▸ Brief: Write each line out exactly, leaving none out.

▸ Data shown:
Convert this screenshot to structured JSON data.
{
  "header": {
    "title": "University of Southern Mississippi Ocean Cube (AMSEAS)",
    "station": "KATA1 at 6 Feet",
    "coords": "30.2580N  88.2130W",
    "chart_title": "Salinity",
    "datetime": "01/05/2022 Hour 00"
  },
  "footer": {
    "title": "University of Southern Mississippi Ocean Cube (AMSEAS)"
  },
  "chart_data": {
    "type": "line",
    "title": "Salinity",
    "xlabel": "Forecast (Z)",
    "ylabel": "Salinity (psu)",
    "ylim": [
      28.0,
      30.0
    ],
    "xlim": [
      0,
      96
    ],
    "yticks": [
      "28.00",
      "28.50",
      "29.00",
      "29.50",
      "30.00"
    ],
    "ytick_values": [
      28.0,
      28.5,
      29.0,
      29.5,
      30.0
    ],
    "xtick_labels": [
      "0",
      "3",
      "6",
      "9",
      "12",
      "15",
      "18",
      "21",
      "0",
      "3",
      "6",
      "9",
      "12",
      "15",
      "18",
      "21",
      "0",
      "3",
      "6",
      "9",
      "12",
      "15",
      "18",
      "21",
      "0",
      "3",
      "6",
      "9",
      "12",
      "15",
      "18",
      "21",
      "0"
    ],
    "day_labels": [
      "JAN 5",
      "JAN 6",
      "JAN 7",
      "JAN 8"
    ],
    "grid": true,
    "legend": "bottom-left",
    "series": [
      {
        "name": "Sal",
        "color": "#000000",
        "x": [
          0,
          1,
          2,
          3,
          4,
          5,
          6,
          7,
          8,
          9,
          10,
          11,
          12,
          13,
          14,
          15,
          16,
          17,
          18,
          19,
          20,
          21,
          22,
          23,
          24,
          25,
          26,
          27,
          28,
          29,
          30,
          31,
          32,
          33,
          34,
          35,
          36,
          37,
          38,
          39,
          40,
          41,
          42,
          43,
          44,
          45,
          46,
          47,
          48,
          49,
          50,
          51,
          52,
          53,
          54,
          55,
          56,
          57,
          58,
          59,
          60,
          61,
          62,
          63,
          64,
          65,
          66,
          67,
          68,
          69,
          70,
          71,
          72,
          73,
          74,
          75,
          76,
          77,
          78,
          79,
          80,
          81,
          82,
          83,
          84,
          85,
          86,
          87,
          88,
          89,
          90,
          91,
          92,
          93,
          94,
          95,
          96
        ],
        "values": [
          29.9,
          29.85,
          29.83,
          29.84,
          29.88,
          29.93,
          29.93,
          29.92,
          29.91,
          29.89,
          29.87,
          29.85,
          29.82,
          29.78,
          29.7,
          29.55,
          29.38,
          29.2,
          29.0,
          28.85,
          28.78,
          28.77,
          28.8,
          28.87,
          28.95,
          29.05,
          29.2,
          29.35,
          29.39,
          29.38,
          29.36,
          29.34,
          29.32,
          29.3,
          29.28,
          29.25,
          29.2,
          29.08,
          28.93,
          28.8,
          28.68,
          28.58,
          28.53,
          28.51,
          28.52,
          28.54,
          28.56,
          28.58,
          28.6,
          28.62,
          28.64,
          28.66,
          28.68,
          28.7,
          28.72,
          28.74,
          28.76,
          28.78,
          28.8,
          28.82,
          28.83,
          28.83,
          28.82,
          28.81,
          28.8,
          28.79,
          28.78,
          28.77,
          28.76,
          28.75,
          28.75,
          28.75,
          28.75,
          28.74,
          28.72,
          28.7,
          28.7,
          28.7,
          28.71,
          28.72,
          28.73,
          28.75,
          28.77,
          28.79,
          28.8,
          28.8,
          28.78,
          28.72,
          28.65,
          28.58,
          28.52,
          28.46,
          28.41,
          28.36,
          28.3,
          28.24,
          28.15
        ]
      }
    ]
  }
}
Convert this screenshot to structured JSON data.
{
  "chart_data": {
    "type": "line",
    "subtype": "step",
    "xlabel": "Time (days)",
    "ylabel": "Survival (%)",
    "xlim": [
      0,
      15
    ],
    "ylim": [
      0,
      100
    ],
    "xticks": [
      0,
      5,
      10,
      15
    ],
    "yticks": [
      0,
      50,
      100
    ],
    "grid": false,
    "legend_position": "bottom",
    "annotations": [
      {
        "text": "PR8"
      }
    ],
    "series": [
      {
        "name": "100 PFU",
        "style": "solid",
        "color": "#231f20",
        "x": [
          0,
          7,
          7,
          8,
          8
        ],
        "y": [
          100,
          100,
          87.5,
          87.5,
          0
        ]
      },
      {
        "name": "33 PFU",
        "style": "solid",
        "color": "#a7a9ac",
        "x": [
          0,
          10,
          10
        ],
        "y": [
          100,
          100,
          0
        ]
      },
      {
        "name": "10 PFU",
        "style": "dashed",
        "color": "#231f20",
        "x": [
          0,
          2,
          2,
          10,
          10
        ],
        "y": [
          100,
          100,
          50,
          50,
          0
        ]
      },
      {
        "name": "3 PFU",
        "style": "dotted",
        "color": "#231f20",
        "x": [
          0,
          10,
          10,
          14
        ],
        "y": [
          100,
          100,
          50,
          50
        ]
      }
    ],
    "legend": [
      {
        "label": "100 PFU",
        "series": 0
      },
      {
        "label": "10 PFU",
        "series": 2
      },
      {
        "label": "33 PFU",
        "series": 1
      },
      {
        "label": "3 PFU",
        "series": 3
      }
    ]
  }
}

▸ Response for this exercise:
Convert this screenshot to structured JSON data.
{
  "header": {
    "title": "University of Southern Mississippi Ocean Cube (AMSEAS)",
    "station": "KATA1 at 6 Feet",
    "coords": "30.2580N  88.2130W",
    "chart_title": "Salinity",
    "datetime": "01/05/2022 Hour 00"
  },
  "footer": {
    "title": "University of Southern Mississippi Ocean Cube (AMSEAS)"
  },
  "chart_data": {
    "type": "line",
    "title": "Salinity",
    "xlabel": "Forecast (Z)",
    "ylabel": "Salinity (psu)",
    "ylim": [
      28.0,
      30.0
    ],
    "xlim": [
      0,
      96
    ],
    "yticks": [
      "28.00",
      "28.50",
      "29.00",
      "29.50",
      "30.00"
    ],
    "ytick_values": [
      28.0,
      28.5,
      29.0,
      29.5,
      30.0
    ],
    "xtick_labels": [
      "0",
      "3",
      "6",
      "9",
      "12",
      "15",
      "18",
      "21",
      "0",
      "3",
      "6",
      "9",
      "12",
      "15",
      "18",
      "21",
      "0",
      "3",
      "6",
      "9",
      "12",
      "15",
      "18",
      "21",
      "0",
      "3",
      "6",
      "9",
      "12",
      "15",
      "18",
      "21",
      "0"
    ],
    "day_labels": [
      "JAN 5",
      "JAN 6",
      "JAN 7",
      "JAN 8"
    ],
    "grid": true,
    "legend": "bottom-left",
    "series": [
      {
        "name": "Sal",
        "color": "#000000",
        "x": [
          0,
          1,
          2,
          3,
          4,
          5,
          6,
          7,
          8,
          9,
          10,
          11,
          12,
          13,
          14,
          15,
          16,
          17,
          18,
          19,
          20,
          21,
          22,
          23,
          24,
          25,
          26,
          27,
          28,
          29,
          30,
          31,
          32,
          33,
          34,
          35,
          36,
          37,
          38,
          39,
          40,
          41,
          42,
          43,
          44,
          45,
          46,
          47,
          48,
          49,
          50,
          51,
          52,
          53,
          54,
          55,
          56,
          57,
          58,
          59,
          60,
          61,
          62,
          63,
          64,
          65,
          66,
          67,
          68,
          69,
          70,
          71,
          72,
          73,
          74,
          75,
          76,
          77,
          78,
          79,
          80,
          81,
          82,
          83,
          84,
          85,
          86,
          87,
          88,
          89,
          90,
          91,
          92,
          93,
          94,
          95,
          96
        ],
        "values": [
          29.9,
          29.85,
          29.83,
          29.84,
          29.88,
          29.93,
          29.93,
          29.92,
          29.91,
          29.89,
          29.87,
          29.85,
          29.82,
          29.78,
          29.7,
          29.55,
          29.38,
          29.2,
          29.0,
          28.85,
          28.78,
          28.77,
          28.8,
          28.87,
          28.95,
          29.05,
          29.2,
          29.35,
          29.39,
          29.38,
          29.36,
          29.34,
          29.32,
          29.3,
          29.28,
          29.25,
          29.2,
          29.08,
          28.93,
          28.8,
          28.68,
          28.58,
          28.53,
          28.51,
          28.52,
          28.54,
          28.56,
          28.58,
          28.6,
          28.62,
          28.64,
          28.66,
          28.68,
          28.7,
          28.72,
          28.74,
          28.76,
          28.78,
          28.8,
          28.82,
          28.83,
          28.83,
          28.82,
          28.81,
          28.8,
          28.79,
          28.78,
          28.77,
          28.76,
          28.75,
          28.75,
          28.75,
          28.75,
          28.74,
          28.72,
          28.7,
          28.7,
          28.7,
          28.71,
          28.72,
          28.73,
          28.75,
          28.77,
          28.79,
          28.8,
          28.8,
          28.78,
          28.72,
          28.65,
          28.58,
          28.52,
          28.46,
          28.41,
          28.36,
          28.3,
          28.24,
          28.15
        ]
      }
    ]
  }
}
Convert this screenshot to structured JSON data.
{
  "chart_data": {
    "type": "line",
    "subtype": "step",
    "xlabel": "Time (days)",
    "ylabel": "Survival (%)",
    "xlim": [
      0,
      15
    ],
    "ylim": [
      0,
      100
    ],
    "xticks": [
      0,
      5,
      10,
      15
    ],
    "yticks": [
      0,
      50,
      100
    ],
    "grid": false,
    "legend_position": "bottom",
    "annotations": [
      {
        "text": "PR8"
      }
    ],
    "series": [
      {
        "name": "100 PFU",
        "style": "solid",
        "color": "#231f20",
        "x": [
          0,
          7,
          7,
          8,
          8
        ],
        "y": [
          100,
          100,
          87.5,
          87.5,
          0
        ]
      },
      {
        "name": "33 PFU",
        "style": "solid",
        "color": "#a7a9ac",
        "x": [
          0,
          10,
          10
        ],
        "y": [
          100,
          100,
          0
        ]
      },
      {
        "name": "10 PFU",
        "style": "dashed",
        "color": "#231f20",
        "x": [
          0,
          2,
          2,
          10,
          10
        ],
        "y": [
          100,
          100,
          50,
          50,
          0
        ]
      },
      {
        "name": "3 PFU",
        "style": "dotted",
        "color": "#231f20",
        "x": [
          0,
          10,
          10,
          14
        ],
        "y": [
          100,
          100,
          50,
          50
        ]
      }
    ],
    "legend": [
      {
        "label": "100 PFU",
        "series": 0
      },
      {
        "label": "10 PFU",
        "series": 2
      },
      {
        "label": "33 PFU",
        "series": 1
      },
      {
        "label": "3 PFU",
        "series": 3
      }
    ]
  }
}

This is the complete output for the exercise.